What is asked:
Report how many lines contain "this"; state the number and nothing else.
++++
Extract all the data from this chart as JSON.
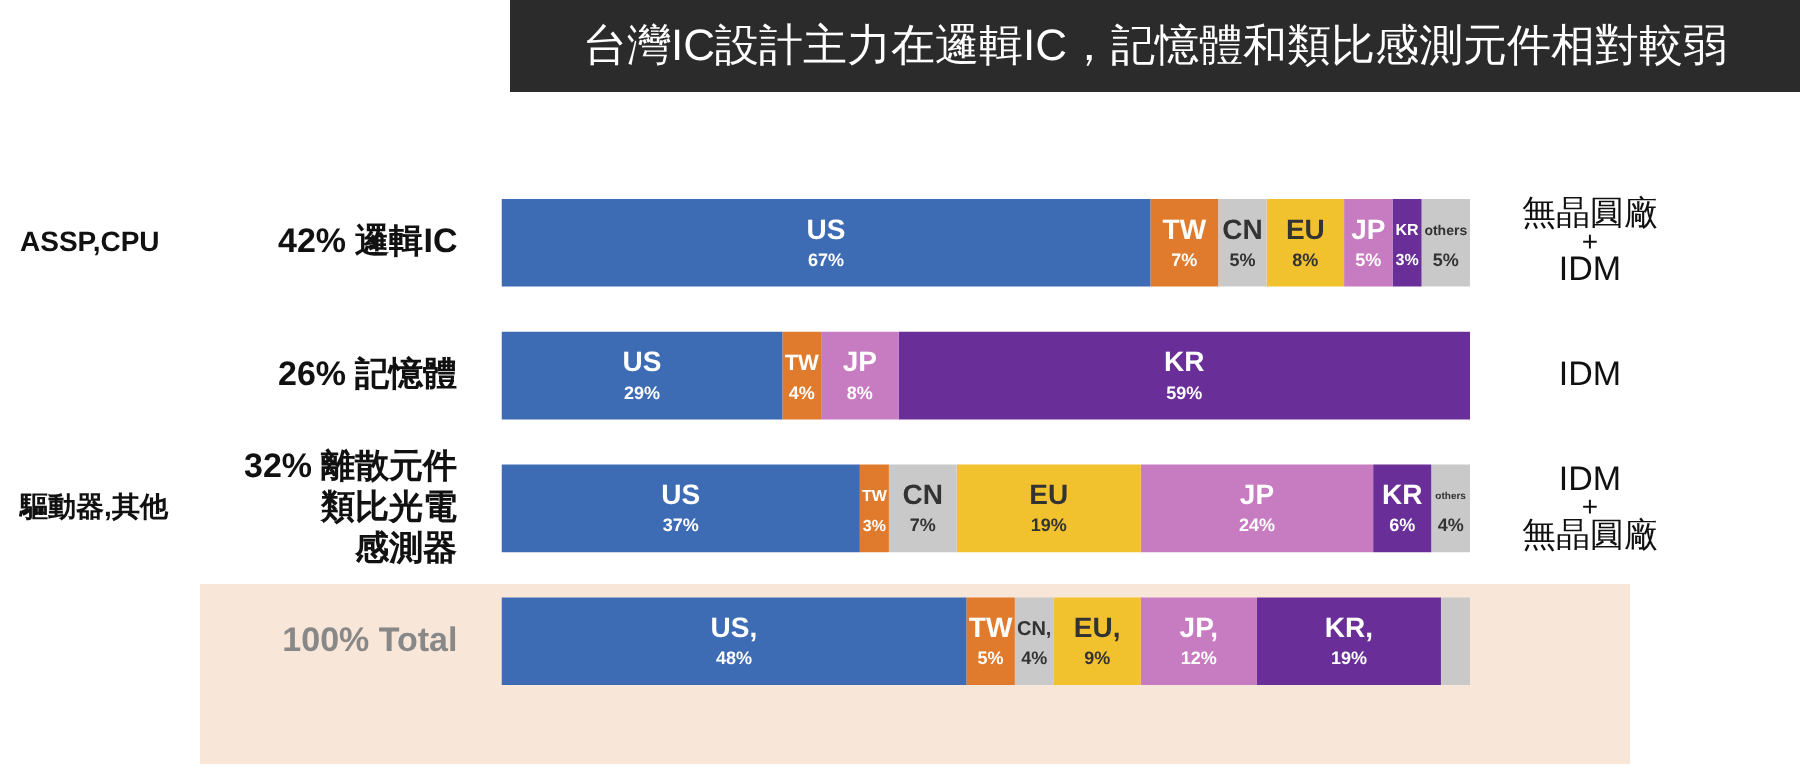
{
  "chart_data": {
    "type": "bar",
    "orientation": "horizontal",
    "stacked": true,
    "title": "台灣IC設計主力在邏輯IC，記憶體和類比感測元件相對較弱",
    "categories": [
      "42% 邏輯IC",
      "26% 記憶體",
      "32% 離散元件類比光電感測器",
      "100% Total"
    ],
    "series": [
      {
        "name": "US",
        "color": "#3d6cb5",
        "values": [
          67,
          29,
          37,
          48
        ],
        "value_labels": [
          "67%",
          "29%",
          "37%",
          "US,\n48%"
        ]
      },
      {
        "name": "TW",
        "color": "#e07b2e",
        "values": [
          7,
          4,
          3,
          5
        ],
        "value_labels": [
          "7%",
          "4%",
          "3%",
          "5%"
        ]
      },
      {
        "name": "CN",
        "color": "#c9c9c9",
        "values": [
          5,
          null,
          7,
          4
        ],
        "value_labels": [
          "5%",
          null,
          "7%",
          "CN,\n4%"
        ]
      },
      {
        "name": "EU",
        "color": "#f2c12e",
        "values": [
          8,
          null,
          19,
          9
        ],
        "value_labels": [
          "8%",
          null,
          "19%",
          "EU,\n9%"
        ]
      },
      {
        "name": "JP",
        "color": "#c77bc0",
        "values": [
          5,
          8,
          24,
          12
        ],
        "value_labels": [
          "5%",
          "8%",
          "24%",
          "JP,\n12%"
        ]
      },
      {
        "name": "KR",
        "color": "#6a2e98",
        "values": [
          3,
          59,
          6,
          19
        ],
        "value_labels": [
          "3%",
          "59%",
          "6%",
          "KR,\n19%"
        ]
      },
      {
        "name": "others",
        "color": "#c9c9c9",
        "values": [
          5,
          null,
          4,
          3
        ],
        "value_labels": [
          "5%",
          null,
          "4%",
          null
        ]
      }
    ],
    "annotations": [
      "ASSP,CPU",
      "驅動器,其他",
      "無晶圓廠\n+\nIDM",
      "IDM",
      "IDM\n+\n無晶圓廠"
    ],
    "tick_labels": "y",
    "grid": false,
    "legend": false
  }
}
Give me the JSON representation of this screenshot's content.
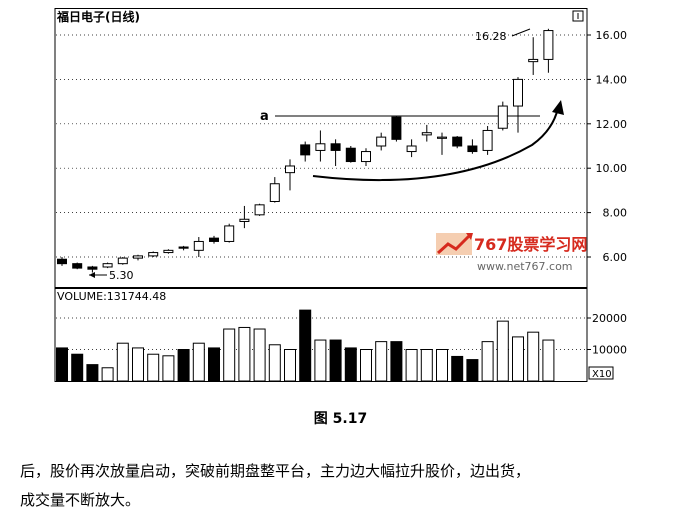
{
  "chart_data": {
    "type": "candlestick",
    "title": "福日电子(日线)",
    "y_axis": {
      "ticks": [
        "6.00",
        "8.00",
        "10.00",
        "12.00",
        "14.00",
        "16.00"
      ],
      "range": [
        4.85,
        17.0
      ]
    },
    "volume_axis": {
      "label": "VOLUME:131744.48",
      "ticks": [
        "20000",
        "10000"
      ],
      "range": [
        0,
        23000
      ],
      "unit": "X10"
    },
    "annotations": {
      "low_label": "5.30",
      "high_label": "16.28",
      "resistance_label": "a",
      "resistance_level": 12.35
    },
    "candles": [
      {
        "o": 5.9,
        "h": 6.0,
        "l": 5.6,
        "c": 5.7,
        "bear": true,
        "vol": 10500
      },
      {
        "o": 5.7,
        "h": 5.75,
        "l": 5.45,
        "c": 5.5,
        "bear": true,
        "vol": 8500
      },
      {
        "o": 5.55,
        "h": 5.6,
        "l": 5.3,
        "c": 5.45,
        "bear": true,
        "vol": 5200
      },
      {
        "o": 5.55,
        "h": 5.75,
        "l": 5.5,
        "c": 5.7,
        "bear": false,
        "vol": 4200
      },
      {
        "o": 5.7,
        "h": 6.0,
        "l": 5.65,
        "c": 5.95,
        "bear": false,
        "vol": 12000
      },
      {
        "o": 5.95,
        "h": 6.1,
        "l": 5.85,
        "c": 6.05,
        "bear": false,
        "vol": 10500
      },
      {
        "o": 6.05,
        "h": 6.25,
        "l": 6.0,
        "c": 6.2,
        "bear": false,
        "vol": 8500
      },
      {
        "o": 6.2,
        "h": 6.35,
        "l": 6.15,
        "c": 6.3,
        "bear": false,
        "vol": 8000
      },
      {
        "o": 6.4,
        "h": 6.5,
        "l": 6.3,
        "c": 6.45,
        "bear": true,
        "vol": 10000
      },
      {
        "o": 6.3,
        "h": 6.9,
        "l": 6.0,
        "c": 6.7,
        "bear": false,
        "vol": 12000
      },
      {
        "o": 6.85,
        "h": 6.95,
        "l": 6.6,
        "c": 6.7,
        "bear": true,
        "vol": 10500
      },
      {
        "o": 6.7,
        "h": 7.5,
        "l": 6.65,
        "c": 7.4,
        "bear": false,
        "vol": 16500
      },
      {
        "o": 7.6,
        "h": 8.3,
        "l": 7.3,
        "c": 7.7,
        "bear": false,
        "vol": 17000
      },
      {
        "o": 7.9,
        "h": 8.4,
        "l": 7.85,
        "c": 8.35,
        "bear": false,
        "vol": 16500
      },
      {
        "o": 8.5,
        "h": 9.6,
        "l": 8.45,
        "c": 9.3,
        "bear": false,
        "vol": 11500
      },
      {
        "o": 9.8,
        "h": 10.4,
        "l": 9.0,
        "c": 10.1,
        "bear": false,
        "vol": 10000
      },
      {
        "o": 11.05,
        "h": 11.2,
        "l": 10.3,
        "c": 10.6,
        "bear": true,
        "vol": 22500
      },
      {
        "o": 10.8,
        "h": 11.7,
        "l": 10.3,
        "c": 11.1,
        "bear": false,
        "vol": 13000
      },
      {
        "o": 11.1,
        "h": 11.3,
        "l": 10.1,
        "c": 10.8,
        "bear": true,
        "vol": 13000
      },
      {
        "o": 10.9,
        "h": 11.0,
        "l": 10.25,
        "c": 10.3,
        "bear": true,
        "vol": 10500
      },
      {
        "o": 10.3,
        "h": 10.9,
        "l": 10.1,
        "c": 10.75,
        "bear": false,
        "vol": 10000
      },
      {
        "o": 11.0,
        "h": 11.6,
        "l": 10.8,
        "c": 11.4,
        "bear": false,
        "vol": 12500
      },
      {
        "o": 12.3,
        "h": 12.35,
        "l": 11.2,
        "c": 11.3,
        "bear": true,
        "vol": 12500
      },
      {
        "o": 10.75,
        "h": 11.3,
        "l": 10.5,
        "c": 11.0,
        "bear": false,
        "vol": 10000
      },
      {
        "o": 11.5,
        "h": 11.95,
        "l": 11.2,
        "c": 11.6,
        "bear": false,
        "vol": 10000
      },
      {
        "o": 11.4,
        "h": 11.6,
        "l": 10.6,
        "c": 11.4,
        "bear": false,
        "vol": 10000
      },
      {
        "o": 11.4,
        "h": 11.45,
        "l": 10.9,
        "c": 11.0,
        "bear": true,
        "vol": 7800
      },
      {
        "o": 11.0,
        "h": 11.3,
        "l": 10.65,
        "c": 10.75,
        "bear": true,
        "vol": 6800
      },
      {
        "o": 10.8,
        "h": 11.9,
        "l": 10.6,
        "c": 11.7,
        "bear": false,
        "vol": 12500
      },
      {
        "o": 11.8,
        "h": 13.0,
        "l": 11.7,
        "c": 12.8,
        "bear": false,
        "vol": 19000
      },
      {
        "o": 12.8,
        "h": 14.1,
        "l": 11.6,
        "c": 14.0,
        "bear": false,
        "vol": 14000
      },
      {
        "o": 14.8,
        "h": 15.9,
        "l": 14.2,
        "c": 14.9,
        "bear": false,
        "vol": 15500
      },
      {
        "o": 14.9,
        "h": 16.28,
        "l": 14.3,
        "c": 16.2,
        "bear": false,
        "vol": 13000
      }
    ]
  },
  "watermark": {
    "brand": "767股票学习网",
    "url": "www.net767.com"
  },
  "figure_caption": "图 5.17",
  "body_text": [
    "后，股价再次放量启动，突破前期盘整平台，主力边大幅拉升股价，边出货，",
    "成交量不断放大。"
  ]
}
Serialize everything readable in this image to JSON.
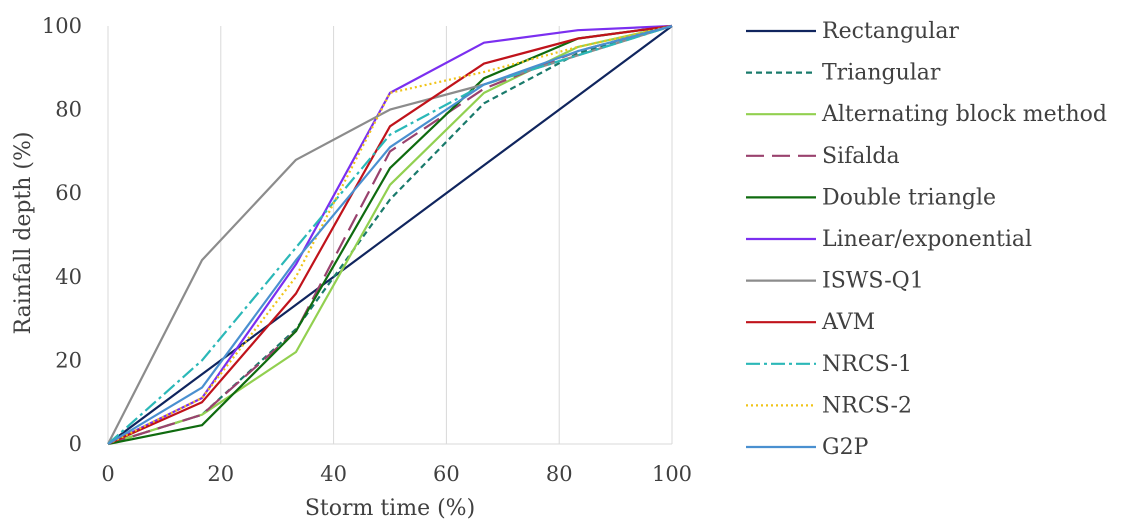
++++
Task result:
3